> [WORK INSTRUCTIONS]
List each line in which the string "市净率LF" appears.

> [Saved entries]
:::

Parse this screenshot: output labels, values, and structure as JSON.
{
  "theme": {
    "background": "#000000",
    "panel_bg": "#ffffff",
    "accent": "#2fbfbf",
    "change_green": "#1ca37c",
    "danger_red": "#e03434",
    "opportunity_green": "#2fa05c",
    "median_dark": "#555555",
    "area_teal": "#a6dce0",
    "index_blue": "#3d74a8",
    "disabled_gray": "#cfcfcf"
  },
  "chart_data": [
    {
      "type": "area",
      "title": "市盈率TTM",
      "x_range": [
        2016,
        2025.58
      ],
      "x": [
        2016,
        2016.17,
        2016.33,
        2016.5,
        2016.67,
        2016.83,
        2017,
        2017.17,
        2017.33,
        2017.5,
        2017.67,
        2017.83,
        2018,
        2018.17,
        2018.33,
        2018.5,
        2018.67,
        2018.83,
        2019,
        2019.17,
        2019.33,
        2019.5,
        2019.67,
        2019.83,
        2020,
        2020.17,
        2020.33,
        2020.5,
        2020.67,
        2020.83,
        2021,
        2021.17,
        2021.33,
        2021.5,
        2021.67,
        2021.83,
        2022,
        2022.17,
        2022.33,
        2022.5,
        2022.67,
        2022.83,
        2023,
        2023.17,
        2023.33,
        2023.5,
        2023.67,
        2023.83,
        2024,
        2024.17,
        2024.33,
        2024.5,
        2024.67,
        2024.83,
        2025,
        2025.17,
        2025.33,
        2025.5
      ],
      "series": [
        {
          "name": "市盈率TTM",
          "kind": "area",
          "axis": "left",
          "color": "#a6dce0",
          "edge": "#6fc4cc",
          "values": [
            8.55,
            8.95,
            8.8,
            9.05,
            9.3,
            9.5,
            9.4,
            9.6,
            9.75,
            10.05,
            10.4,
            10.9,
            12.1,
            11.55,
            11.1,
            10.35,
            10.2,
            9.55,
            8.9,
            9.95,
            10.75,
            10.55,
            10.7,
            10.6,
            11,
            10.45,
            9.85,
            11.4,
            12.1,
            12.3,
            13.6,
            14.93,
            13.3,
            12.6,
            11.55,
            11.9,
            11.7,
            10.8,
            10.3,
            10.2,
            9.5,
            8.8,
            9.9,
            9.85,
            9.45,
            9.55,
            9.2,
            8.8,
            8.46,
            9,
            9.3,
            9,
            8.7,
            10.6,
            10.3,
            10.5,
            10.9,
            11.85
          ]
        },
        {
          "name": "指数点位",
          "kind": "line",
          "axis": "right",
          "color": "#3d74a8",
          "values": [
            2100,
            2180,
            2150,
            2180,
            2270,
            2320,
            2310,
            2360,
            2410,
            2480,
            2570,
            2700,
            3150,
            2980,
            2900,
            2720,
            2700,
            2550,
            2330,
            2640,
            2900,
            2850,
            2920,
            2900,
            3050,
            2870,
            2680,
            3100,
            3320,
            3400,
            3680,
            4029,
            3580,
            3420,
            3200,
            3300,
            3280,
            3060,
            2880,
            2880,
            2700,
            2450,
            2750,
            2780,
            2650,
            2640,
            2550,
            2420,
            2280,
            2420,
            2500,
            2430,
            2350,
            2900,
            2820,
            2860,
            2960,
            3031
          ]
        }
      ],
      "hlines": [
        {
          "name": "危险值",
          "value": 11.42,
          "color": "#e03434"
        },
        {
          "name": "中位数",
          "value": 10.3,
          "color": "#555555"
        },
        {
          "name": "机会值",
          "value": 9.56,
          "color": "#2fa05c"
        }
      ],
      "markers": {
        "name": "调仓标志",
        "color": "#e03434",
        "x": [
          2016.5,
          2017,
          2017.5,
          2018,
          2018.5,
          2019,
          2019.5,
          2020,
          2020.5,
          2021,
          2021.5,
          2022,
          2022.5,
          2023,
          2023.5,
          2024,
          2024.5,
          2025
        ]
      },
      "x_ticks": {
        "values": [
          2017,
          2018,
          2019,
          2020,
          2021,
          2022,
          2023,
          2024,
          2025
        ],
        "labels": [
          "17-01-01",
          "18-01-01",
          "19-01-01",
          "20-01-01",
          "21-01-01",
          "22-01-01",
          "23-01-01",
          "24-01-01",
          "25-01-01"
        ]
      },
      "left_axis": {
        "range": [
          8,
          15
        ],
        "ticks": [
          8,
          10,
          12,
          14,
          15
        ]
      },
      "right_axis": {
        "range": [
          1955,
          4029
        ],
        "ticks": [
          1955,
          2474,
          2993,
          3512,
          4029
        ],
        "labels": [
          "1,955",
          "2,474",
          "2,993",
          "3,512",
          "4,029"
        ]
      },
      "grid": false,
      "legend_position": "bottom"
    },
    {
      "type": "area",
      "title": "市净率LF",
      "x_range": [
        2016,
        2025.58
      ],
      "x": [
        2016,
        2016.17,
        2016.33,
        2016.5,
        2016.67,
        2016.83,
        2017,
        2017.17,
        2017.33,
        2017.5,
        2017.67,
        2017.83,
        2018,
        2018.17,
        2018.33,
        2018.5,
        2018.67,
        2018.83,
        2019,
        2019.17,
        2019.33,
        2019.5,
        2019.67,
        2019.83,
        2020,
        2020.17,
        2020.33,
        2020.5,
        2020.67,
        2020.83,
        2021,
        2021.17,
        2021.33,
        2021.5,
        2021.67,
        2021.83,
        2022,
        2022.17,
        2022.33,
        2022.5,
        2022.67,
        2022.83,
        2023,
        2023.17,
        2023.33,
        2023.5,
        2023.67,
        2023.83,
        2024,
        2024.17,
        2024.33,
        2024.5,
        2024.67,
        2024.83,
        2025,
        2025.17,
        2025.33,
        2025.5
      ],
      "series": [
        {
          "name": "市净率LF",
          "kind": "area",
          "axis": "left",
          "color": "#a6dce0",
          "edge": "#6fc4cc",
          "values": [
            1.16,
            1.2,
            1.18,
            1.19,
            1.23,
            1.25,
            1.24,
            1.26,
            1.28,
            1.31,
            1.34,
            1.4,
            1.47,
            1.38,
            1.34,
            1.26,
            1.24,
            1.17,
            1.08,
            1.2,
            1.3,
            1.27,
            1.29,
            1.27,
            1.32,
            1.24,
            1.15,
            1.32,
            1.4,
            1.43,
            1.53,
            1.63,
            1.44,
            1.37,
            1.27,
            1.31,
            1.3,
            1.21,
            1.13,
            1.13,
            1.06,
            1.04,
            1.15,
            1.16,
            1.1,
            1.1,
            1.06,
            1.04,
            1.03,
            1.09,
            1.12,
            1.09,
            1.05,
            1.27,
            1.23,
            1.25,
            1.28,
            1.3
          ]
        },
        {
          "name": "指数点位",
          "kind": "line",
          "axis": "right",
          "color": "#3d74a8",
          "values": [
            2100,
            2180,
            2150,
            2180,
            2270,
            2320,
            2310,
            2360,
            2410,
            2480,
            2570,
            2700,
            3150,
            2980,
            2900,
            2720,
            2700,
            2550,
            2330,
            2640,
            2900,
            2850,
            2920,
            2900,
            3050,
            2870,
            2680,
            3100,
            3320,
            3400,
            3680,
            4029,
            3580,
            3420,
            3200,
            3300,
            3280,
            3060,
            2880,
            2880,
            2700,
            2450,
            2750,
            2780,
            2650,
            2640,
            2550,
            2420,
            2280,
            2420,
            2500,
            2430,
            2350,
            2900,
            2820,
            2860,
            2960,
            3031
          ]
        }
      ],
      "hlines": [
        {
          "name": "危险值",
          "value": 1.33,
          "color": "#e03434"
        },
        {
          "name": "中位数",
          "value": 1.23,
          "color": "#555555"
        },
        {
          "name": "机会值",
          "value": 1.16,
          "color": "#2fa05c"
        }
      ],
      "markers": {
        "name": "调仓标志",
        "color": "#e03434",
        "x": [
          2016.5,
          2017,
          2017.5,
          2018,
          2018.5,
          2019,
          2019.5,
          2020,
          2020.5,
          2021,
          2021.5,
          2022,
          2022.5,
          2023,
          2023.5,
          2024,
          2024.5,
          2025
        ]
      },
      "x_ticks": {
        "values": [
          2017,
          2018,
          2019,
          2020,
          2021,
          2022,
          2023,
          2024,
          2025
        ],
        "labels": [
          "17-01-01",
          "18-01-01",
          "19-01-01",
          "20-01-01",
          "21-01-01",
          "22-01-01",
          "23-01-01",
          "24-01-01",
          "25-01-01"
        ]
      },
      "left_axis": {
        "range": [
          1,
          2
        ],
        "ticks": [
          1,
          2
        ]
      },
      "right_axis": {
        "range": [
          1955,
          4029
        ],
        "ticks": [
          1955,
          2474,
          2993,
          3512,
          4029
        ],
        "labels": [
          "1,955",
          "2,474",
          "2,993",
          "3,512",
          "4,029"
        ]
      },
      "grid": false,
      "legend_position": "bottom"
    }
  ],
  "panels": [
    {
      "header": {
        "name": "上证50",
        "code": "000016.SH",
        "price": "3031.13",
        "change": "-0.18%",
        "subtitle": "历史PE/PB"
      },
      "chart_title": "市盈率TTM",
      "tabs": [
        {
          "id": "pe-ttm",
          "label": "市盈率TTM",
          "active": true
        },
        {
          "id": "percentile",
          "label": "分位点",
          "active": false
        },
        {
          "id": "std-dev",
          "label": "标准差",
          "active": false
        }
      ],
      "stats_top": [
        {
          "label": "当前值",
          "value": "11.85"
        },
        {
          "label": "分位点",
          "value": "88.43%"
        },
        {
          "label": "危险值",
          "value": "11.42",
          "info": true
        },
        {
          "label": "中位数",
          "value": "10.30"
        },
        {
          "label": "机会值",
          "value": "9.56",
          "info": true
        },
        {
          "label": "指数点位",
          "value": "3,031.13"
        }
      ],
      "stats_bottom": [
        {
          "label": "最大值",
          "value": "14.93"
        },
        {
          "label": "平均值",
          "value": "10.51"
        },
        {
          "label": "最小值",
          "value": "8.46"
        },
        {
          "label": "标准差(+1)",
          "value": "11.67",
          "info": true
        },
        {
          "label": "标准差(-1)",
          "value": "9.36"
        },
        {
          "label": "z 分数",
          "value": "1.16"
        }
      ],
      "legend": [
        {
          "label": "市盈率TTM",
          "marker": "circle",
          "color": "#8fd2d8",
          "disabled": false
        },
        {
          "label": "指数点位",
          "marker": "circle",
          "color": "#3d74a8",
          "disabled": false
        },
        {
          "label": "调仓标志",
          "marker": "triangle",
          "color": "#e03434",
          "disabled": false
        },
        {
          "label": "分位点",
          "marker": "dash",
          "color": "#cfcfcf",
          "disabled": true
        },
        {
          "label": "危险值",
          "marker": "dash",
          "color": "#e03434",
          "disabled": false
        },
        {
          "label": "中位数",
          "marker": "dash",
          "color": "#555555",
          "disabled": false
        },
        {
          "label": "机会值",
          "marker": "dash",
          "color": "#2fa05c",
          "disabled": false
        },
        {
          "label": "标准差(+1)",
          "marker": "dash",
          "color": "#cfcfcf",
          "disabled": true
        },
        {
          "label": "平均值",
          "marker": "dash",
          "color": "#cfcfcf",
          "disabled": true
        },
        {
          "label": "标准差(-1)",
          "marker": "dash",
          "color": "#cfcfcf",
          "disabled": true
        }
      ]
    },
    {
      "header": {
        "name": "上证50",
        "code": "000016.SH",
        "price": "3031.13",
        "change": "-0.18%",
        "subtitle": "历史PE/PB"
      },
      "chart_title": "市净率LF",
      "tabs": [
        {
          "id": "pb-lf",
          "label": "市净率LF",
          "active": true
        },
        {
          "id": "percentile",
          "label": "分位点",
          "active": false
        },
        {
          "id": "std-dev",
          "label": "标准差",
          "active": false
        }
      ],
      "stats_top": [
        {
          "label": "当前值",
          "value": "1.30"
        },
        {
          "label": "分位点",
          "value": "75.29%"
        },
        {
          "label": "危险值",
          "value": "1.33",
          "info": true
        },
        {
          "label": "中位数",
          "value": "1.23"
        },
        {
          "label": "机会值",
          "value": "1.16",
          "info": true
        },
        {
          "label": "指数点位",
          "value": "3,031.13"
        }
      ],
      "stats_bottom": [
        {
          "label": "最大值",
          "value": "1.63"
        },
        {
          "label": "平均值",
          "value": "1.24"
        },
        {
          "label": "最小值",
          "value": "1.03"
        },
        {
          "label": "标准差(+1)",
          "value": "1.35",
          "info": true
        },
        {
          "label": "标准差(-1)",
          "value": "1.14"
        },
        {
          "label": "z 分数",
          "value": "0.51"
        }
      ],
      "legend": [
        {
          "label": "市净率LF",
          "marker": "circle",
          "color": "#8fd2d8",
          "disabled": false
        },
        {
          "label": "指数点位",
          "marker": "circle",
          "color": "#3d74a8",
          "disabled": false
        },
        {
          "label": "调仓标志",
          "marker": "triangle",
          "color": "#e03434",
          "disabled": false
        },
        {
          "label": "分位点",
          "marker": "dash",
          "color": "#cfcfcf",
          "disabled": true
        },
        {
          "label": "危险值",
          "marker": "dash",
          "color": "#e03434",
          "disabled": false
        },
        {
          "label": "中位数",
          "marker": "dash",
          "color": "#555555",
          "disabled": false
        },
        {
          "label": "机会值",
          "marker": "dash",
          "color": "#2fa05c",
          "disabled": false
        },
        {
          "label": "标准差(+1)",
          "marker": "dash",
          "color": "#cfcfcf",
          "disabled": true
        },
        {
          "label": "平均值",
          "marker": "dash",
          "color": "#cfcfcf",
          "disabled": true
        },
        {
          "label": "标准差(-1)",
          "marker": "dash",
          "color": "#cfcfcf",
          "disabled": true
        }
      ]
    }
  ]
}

:::

> [OUTPUT]
      "title": "市净率LF",
          "name": "市净率LF",
      "chart_title": "市净率LF",
          "label": "市净率LF",
          "label": "市净率LF",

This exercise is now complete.